(Task statement): Copy the listing below in full and skip every picture.

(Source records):
● ● ● ● ●

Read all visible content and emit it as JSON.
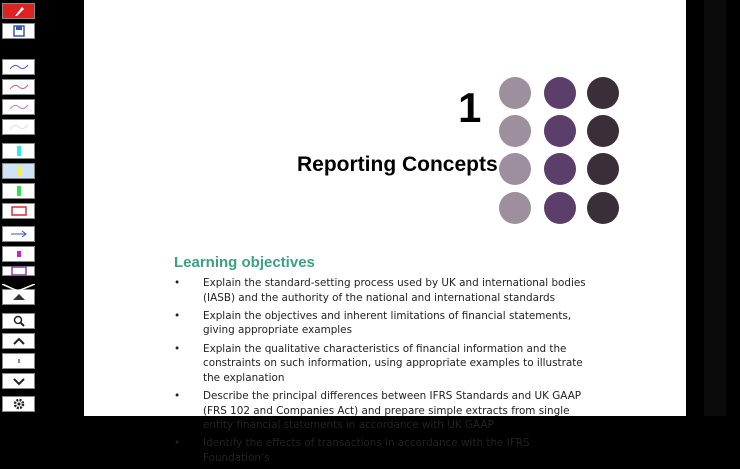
{
  "toolbar": {
    "buttons": [
      {
        "name": "pen-logo-icon",
        "kind": "logo"
      },
      {
        "name": "save-icon",
        "kind": "save"
      },
      {
        "name": "pen-blue-icon",
        "kind": "pen",
        "color": "#4a5fd6"
      },
      {
        "name": "pen-pink-icon",
        "kind": "pen",
        "color": "#e05a8a"
      },
      {
        "name": "pen-purple-icon",
        "kind": "pen",
        "color": "#c17ad8"
      },
      {
        "name": "pen-white-icon",
        "kind": "pen",
        "color": "#dddddd"
      },
      {
        "name": "highlighter-cyan-icon",
        "kind": "highlighter",
        "color": "#2fe8f0"
      },
      {
        "name": "highlighter-yellow-icon",
        "kind": "highlighter",
        "color": "#f7ee4a"
      },
      {
        "name": "highlighter-green-icon",
        "kind": "highlighter",
        "color": "#31e24a"
      },
      {
        "name": "rectangle-icon",
        "kind": "rect",
        "color": "#d03030"
      },
      {
        "name": "arrow-icon",
        "kind": "arrow",
        "color": "#4050d8"
      },
      {
        "name": "marker-magenta-icon",
        "kind": "small",
        "color": "#d020c0"
      },
      {
        "name": "rectangle-purple-icon",
        "kind": "rect",
        "color": "#8040a0"
      },
      {
        "name": "scroll-up-icon",
        "kind": "up"
      },
      {
        "name": "zoom-icon",
        "kind": "zoom"
      },
      {
        "name": "chevron-up-icon",
        "kind": "chevup"
      },
      {
        "name": "page-marker-icon",
        "kind": "tiny"
      },
      {
        "name": "chevron-down-icon",
        "kind": "chevdown"
      },
      {
        "name": "settings-gear-icon",
        "kind": "gear"
      }
    ]
  },
  "chapter": {
    "number": "1",
    "title": "Reporting Concepts"
  },
  "dot_colors": [
    "#9d8f9e",
    "#5c3e6a",
    "#3a2e38"
  ],
  "learning_objectives": {
    "title": "Learning objectives",
    "bullet": "•",
    "items": [
      "Explain the standard-setting process used by UK and international bodies (IASB) and the authority of the national and international standards",
      "Explain the objectives and inherent limitations of financial statements, giving appropriate examples",
      "Explain the qualitative characteristics of financial information and the constraints on such information, using appropriate examples to illustrate the explanation",
      "Describe the principal differences between IFRS Standards and UK GAAP (FRS 102 and Companies Act) and prepare simple extracts from single entity financial statements in accordance with UK GAAP",
      "Identify the effects of transactions in accordance with the IFRS Foundation’s"
    ]
  }
}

● ● ● ● ●

(Full answer):
Read all visible content and emit it as JSON.
{
  "toolbar": {
    "buttons": [
      {
        "name": "pen-logo-icon",
        "kind": "logo"
      },
      {
        "name": "save-icon",
        "kind": "save"
      },
      {
        "name": "pen-blue-icon",
        "kind": "pen",
        "color": "#4a5fd6"
      },
      {
        "name": "pen-pink-icon",
        "kind": "pen",
        "color": "#e05a8a"
      },
      {
        "name": "pen-purple-icon",
        "kind": "pen",
        "color": "#c17ad8"
      },
      {
        "name": "pen-white-icon",
        "kind": "pen",
        "color": "#dddddd"
      },
      {
        "name": "highlighter-cyan-icon",
        "kind": "highlighter",
        "color": "#2fe8f0"
      },
      {
        "name": "highlighter-yellow-icon",
        "kind": "highlighter",
        "color": "#f7ee4a"
      },
      {
        "name": "highlighter-green-icon",
        "kind": "highlighter",
        "color": "#31e24a"
      },
      {
        "name": "rectangle-icon",
        "kind": "rect",
        "color": "#d03030"
      },
      {
        "name": "arrow-icon",
        "kind": "arrow",
        "color": "#4050d8"
      },
      {
        "name": "marker-magenta-icon",
        "kind": "small",
        "color": "#d020c0"
      },
      {
        "name": "rectangle-purple-icon",
        "kind": "rect",
        "color": "#8040a0"
      },
      {
        "name": "scroll-up-icon",
        "kind": "up"
      },
      {
        "name": "zoom-icon",
        "kind": "zoom"
      },
      {
        "name": "chevron-up-icon",
        "kind": "chevup"
      },
      {
        "name": "page-marker-icon",
        "kind": "tiny"
      },
      {
        "name": "chevron-down-icon",
        "kind": "chevdown"
      },
      {
        "name": "settings-gear-icon",
        "kind": "gear"
      }
    ]
  },
  "chapter": {
    "number": "1",
    "title": "Reporting Concepts"
  },
  "dot_colors": [
    "#9d8f9e",
    "#5c3e6a",
    "#3a2e38"
  ],
  "learning_objectives": {
    "title": "Learning objectives",
    "bullet": "•",
    "items": [
      "Explain the standard-setting process used by UK and international bodies (IASB) and the authority of the national and international standards",
      "Explain the objectives and inherent limitations of financial statements, giving appropriate examples",
      "Explain the qualitative characteristics of financial information and the constraints on such information, using appropriate examples to illustrate the explanation",
      "Describe the principal differences between IFRS Standards and UK GAAP (FRS 102 and Companies Act) and prepare simple extracts from single entity financial statements in accordance with UK GAAP",
      "Identify the effects of transactions in accordance with the IFRS Foundation’s"
    ]
  }
}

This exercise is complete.